→ What you are asked to do: Write out every line of the records below word for word, but leave the pictures out.

→ Task material:
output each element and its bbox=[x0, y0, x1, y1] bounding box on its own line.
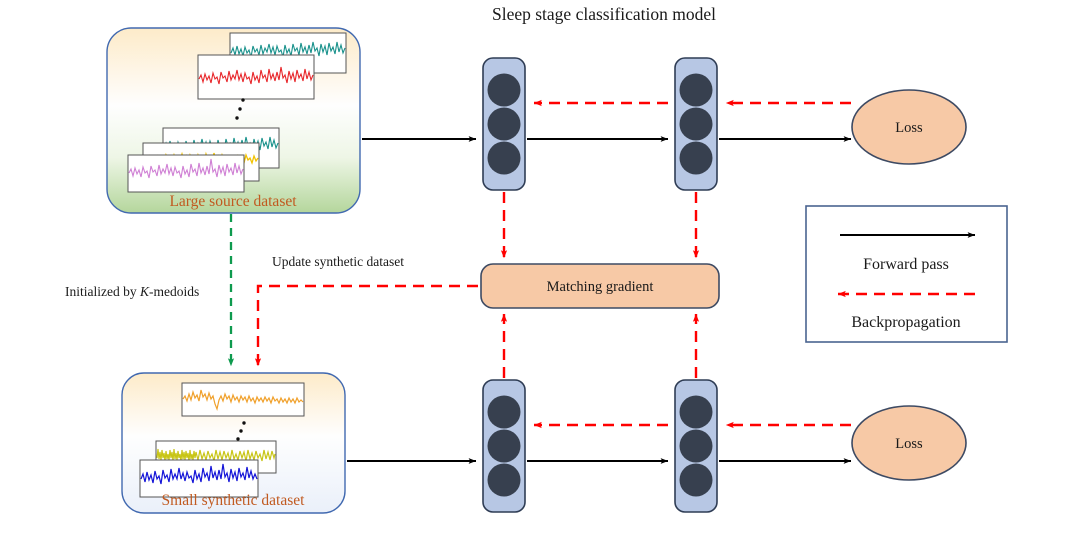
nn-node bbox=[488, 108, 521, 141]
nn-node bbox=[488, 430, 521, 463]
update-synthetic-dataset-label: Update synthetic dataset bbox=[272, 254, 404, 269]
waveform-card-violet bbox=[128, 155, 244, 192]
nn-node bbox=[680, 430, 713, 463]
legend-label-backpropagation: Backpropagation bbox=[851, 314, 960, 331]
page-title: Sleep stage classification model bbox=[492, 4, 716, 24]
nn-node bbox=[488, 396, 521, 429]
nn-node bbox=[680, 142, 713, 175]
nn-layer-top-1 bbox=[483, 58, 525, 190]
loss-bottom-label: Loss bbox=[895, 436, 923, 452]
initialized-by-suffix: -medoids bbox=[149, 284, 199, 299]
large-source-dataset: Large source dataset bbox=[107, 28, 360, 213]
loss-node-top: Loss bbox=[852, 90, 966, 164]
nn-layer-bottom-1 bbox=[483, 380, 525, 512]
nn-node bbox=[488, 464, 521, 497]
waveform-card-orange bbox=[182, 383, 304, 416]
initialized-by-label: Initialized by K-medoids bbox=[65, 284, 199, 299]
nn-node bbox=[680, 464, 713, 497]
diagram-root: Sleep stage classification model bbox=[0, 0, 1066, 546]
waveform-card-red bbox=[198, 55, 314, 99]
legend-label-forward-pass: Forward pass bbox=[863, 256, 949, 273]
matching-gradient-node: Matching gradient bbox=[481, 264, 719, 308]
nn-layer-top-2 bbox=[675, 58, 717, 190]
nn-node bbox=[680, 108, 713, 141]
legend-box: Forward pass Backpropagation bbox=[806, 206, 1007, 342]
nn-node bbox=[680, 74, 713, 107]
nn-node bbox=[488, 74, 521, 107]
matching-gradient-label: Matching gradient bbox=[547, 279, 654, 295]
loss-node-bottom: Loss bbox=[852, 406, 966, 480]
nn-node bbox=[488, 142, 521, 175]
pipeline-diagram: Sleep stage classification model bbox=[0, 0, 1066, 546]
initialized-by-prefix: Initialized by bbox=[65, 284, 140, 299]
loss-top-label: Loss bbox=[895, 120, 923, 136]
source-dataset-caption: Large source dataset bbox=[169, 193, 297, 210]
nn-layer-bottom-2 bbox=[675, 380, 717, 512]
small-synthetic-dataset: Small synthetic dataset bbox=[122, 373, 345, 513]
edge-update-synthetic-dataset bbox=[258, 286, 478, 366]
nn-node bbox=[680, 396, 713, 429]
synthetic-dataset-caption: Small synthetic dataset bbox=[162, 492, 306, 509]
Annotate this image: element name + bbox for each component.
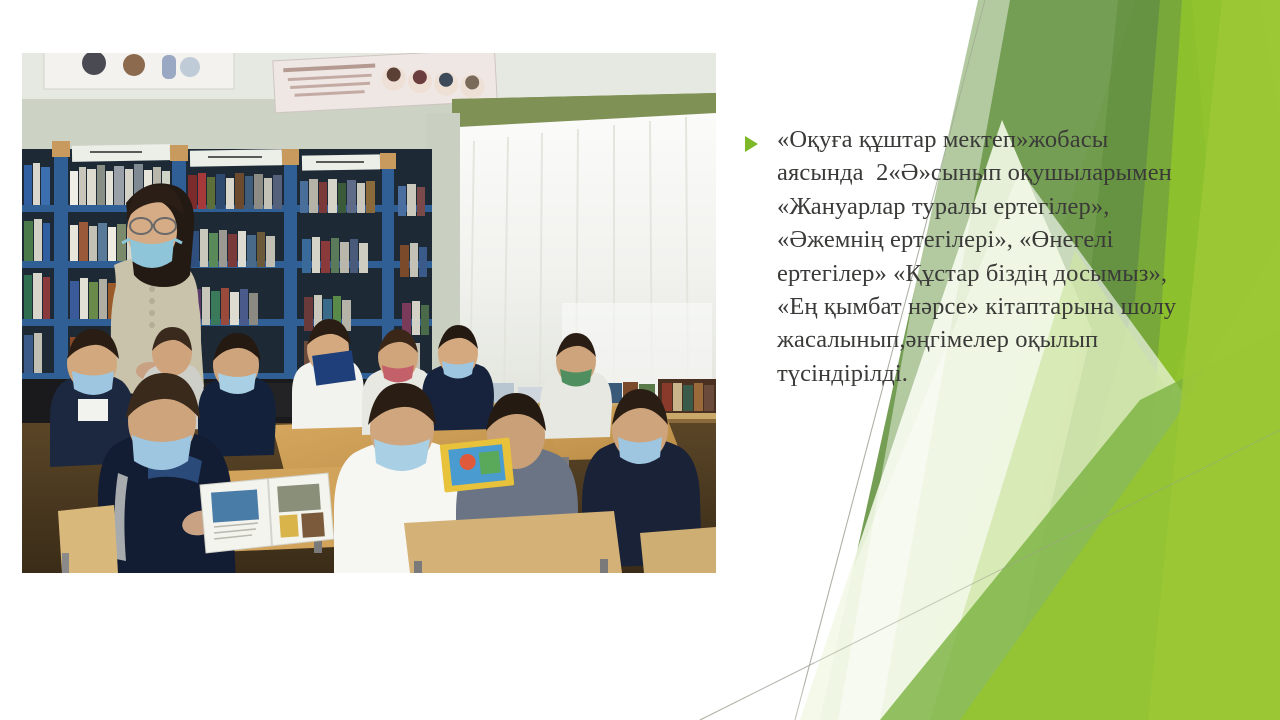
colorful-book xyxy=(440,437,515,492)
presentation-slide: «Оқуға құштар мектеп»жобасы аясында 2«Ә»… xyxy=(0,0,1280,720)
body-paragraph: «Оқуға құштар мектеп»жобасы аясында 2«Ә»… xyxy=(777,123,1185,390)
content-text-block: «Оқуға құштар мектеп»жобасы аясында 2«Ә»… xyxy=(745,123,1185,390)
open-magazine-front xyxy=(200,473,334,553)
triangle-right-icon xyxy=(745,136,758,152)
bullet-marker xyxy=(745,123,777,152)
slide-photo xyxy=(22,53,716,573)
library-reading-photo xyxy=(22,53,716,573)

→ Task answer:
output each element and its bbox=[x0, y0, x1, y1] bounding box on its own line.
nn-node bbox=[488, 108, 521, 141]
nn-node bbox=[488, 430, 521, 463]
update-synthetic-dataset-label: Update synthetic dataset bbox=[272, 254, 404, 269]
waveform-card-violet bbox=[128, 155, 244, 192]
nn-node bbox=[680, 430, 713, 463]
legend-label-backpropagation: Backpropagation bbox=[851, 314, 960, 331]
page-title: Sleep stage classification model bbox=[492, 4, 716, 24]
nn-node bbox=[488, 396, 521, 429]
nn-node bbox=[680, 142, 713, 175]
nn-layer-top-1 bbox=[483, 58, 525, 190]
loss-bottom-label: Loss bbox=[895, 436, 923, 452]
initialized-by-suffix: -medoids bbox=[149, 284, 199, 299]
large-source-dataset: Large source dataset bbox=[107, 28, 360, 213]
loss-node-top: Loss bbox=[852, 90, 966, 164]
nn-layer-bottom-1 bbox=[483, 380, 525, 512]
nn-node bbox=[488, 464, 521, 497]
waveform-card-orange bbox=[182, 383, 304, 416]
initialized-by-label: Initialized by K-medoids bbox=[65, 284, 199, 299]
nn-node bbox=[680, 464, 713, 497]
diagram-root: Sleep stage classification model bbox=[0, 0, 1066, 546]
waveform-card-red bbox=[198, 55, 314, 99]
legend-label-forward-pass: Forward pass bbox=[863, 256, 949, 273]
matching-gradient-node: Matching gradient bbox=[481, 264, 719, 308]
nn-layer-top-2 bbox=[675, 58, 717, 190]
nn-node bbox=[680, 108, 713, 141]
legend-box: Forward pass Backpropagation bbox=[806, 206, 1007, 342]
nn-node bbox=[680, 74, 713, 107]
nn-node bbox=[488, 74, 521, 107]
matching-gradient-label: Matching gradient bbox=[547, 279, 654, 295]
loss-node-bottom: Loss bbox=[852, 406, 966, 480]
nn-node bbox=[488, 142, 521, 175]
pipeline-diagram: Sleep stage classification model bbox=[0, 0, 1066, 546]
initialized-by-prefix: Initialized by bbox=[65, 284, 140, 299]
loss-top-label: Loss bbox=[895, 120, 923, 136]
source-dataset-caption: Large source dataset bbox=[169, 193, 297, 210]
nn-layer-bottom-2 bbox=[675, 380, 717, 512]
small-synthetic-dataset: Small synthetic dataset bbox=[122, 373, 345, 513]
edge-update-synthetic-dataset bbox=[258, 286, 478, 366]
nn-node bbox=[680, 396, 713, 429]
synthetic-dataset-caption: Small synthetic dataset bbox=[162, 492, 306, 509]
Annotate this image: element name + bbox for each component.
colorful-book xyxy=(440,437,515,492)
presentation-slide: «Оқуға құштар мектеп»жобасы аясында 2«Ә»… xyxy=(0,0,1280,720)
body-paragraph: «Оқуға құштар мектеп»жобасы аясында 2«Ә»… xyxy=(777,123,1185,390)
content-text-block: «Оқуға құштар мектеп»жобасы аясында 2«Ә»… xyxy=(745,123,1185,390)
open-magazine-front xyxy=(200,473,334,553)
triangle-right-icon xyxy=(745,136,758,152)
bullet-marker xyxy=(745,123,777,152)
slide-photo xyxy=(22,53,716,573)
library-reading-photo xyxy=(22,53,716,573)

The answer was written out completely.